WHAT YOU WILL DO
Each line in the entries below that holds the string "become" is to be listed.

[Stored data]
(begin)

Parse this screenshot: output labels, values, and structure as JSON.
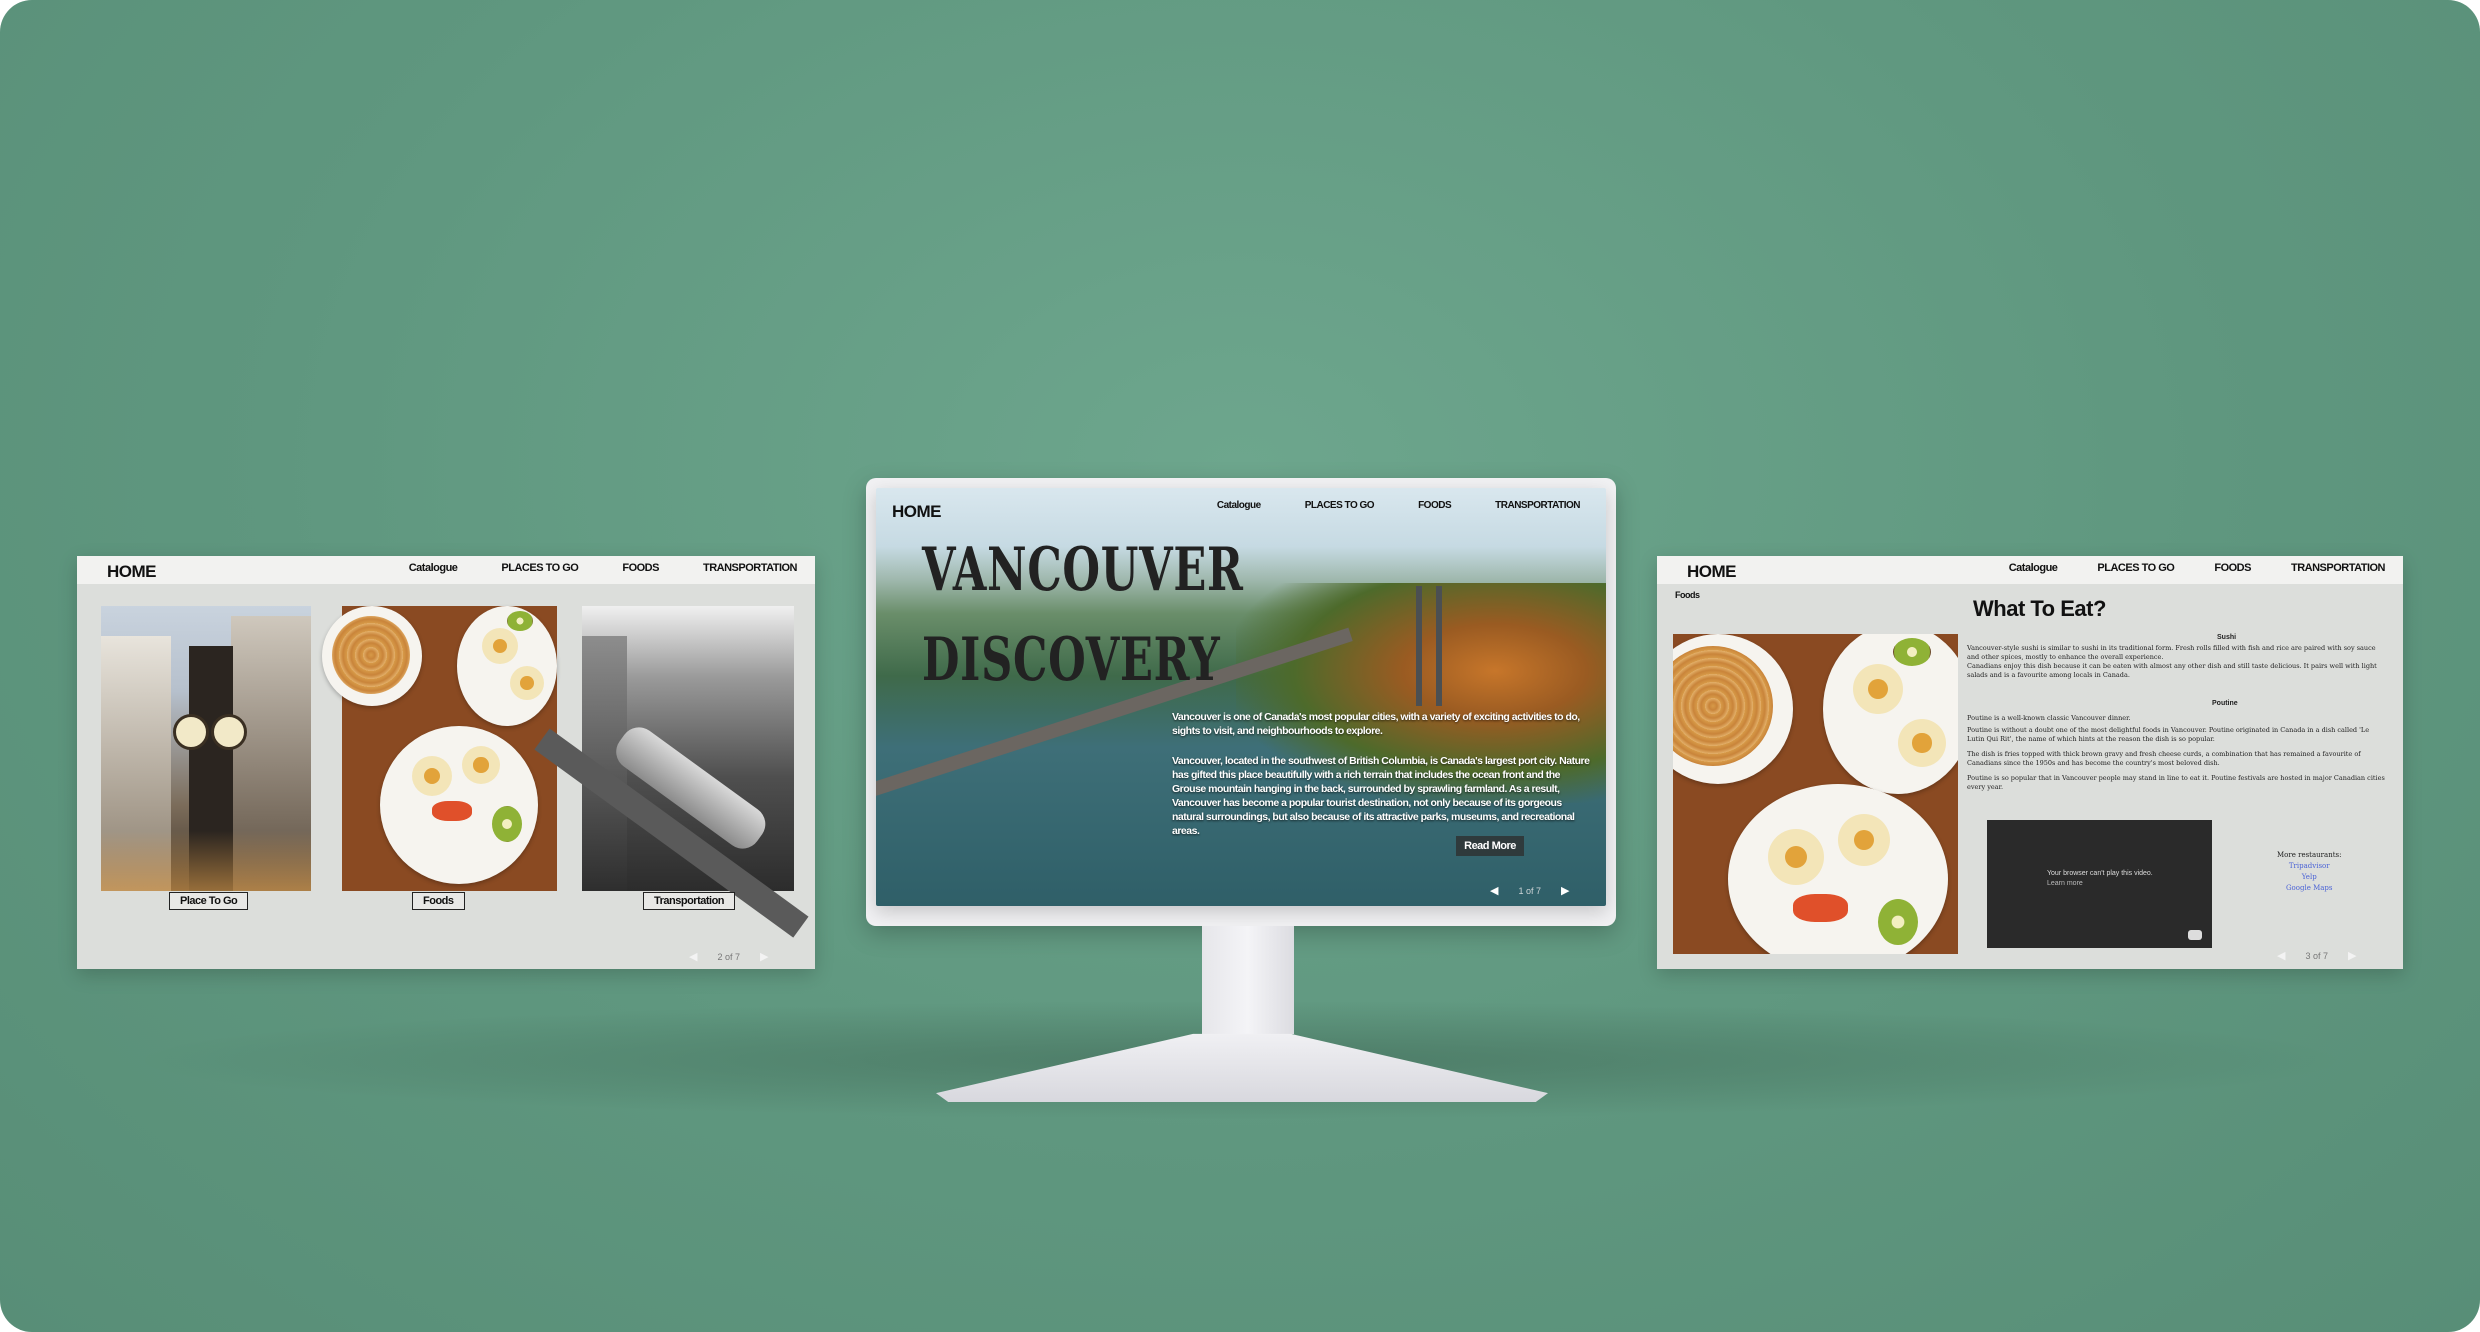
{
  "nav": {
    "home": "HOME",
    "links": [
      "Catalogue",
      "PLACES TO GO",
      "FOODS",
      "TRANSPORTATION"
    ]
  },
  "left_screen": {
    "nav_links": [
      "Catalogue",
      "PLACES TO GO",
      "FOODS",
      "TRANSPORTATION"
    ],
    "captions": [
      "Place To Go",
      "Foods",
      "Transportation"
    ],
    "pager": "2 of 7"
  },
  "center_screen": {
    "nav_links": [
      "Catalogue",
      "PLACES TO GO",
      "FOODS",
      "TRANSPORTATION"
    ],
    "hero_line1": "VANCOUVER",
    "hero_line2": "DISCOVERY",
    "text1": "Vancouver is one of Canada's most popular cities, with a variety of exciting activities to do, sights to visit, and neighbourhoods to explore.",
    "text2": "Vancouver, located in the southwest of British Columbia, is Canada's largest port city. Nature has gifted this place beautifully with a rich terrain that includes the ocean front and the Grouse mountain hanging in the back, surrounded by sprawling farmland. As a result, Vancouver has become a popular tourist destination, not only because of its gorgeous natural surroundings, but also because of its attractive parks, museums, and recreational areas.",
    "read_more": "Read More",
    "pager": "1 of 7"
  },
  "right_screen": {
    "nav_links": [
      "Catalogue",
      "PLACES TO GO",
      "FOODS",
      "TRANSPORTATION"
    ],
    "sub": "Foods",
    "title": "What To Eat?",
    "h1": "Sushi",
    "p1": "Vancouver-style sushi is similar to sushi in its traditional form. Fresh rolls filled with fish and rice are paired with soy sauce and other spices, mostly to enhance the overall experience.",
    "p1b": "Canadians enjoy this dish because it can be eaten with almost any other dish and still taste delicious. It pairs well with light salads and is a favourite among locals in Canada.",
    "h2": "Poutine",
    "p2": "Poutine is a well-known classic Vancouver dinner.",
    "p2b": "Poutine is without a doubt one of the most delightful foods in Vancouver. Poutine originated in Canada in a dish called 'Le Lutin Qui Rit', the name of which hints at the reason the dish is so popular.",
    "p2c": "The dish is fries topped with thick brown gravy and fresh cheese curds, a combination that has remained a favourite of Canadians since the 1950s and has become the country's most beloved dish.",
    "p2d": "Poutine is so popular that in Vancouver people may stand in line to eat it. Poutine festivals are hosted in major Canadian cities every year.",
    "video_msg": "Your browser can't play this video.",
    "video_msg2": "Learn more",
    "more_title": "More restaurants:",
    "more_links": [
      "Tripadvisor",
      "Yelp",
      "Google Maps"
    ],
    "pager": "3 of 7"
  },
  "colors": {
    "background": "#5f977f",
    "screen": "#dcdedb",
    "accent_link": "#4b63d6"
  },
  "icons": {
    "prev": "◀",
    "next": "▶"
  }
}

(end)

EXERCISE SOLUTION
    "text2": "Vancouver, located in the southwest of British Columbia, is Canada's largest port city. Nature has gifted this place beautifully with a rich terrain that includes the ocean front and the Grouse mountain hanging in the back, surrounded by sprawling farmland. As a result, Vancouver has become a popular tourist destination, not only because of its gorgeous natural surroundings, but also because of its attractive parks, museums, and recreational areas.",
    "p2c": "The dish is fries topped with thick brown gravy and fresh cheese curds, a combination that has remained a favourite of Canadians since the 1950s and has become the country's most beloved dish.",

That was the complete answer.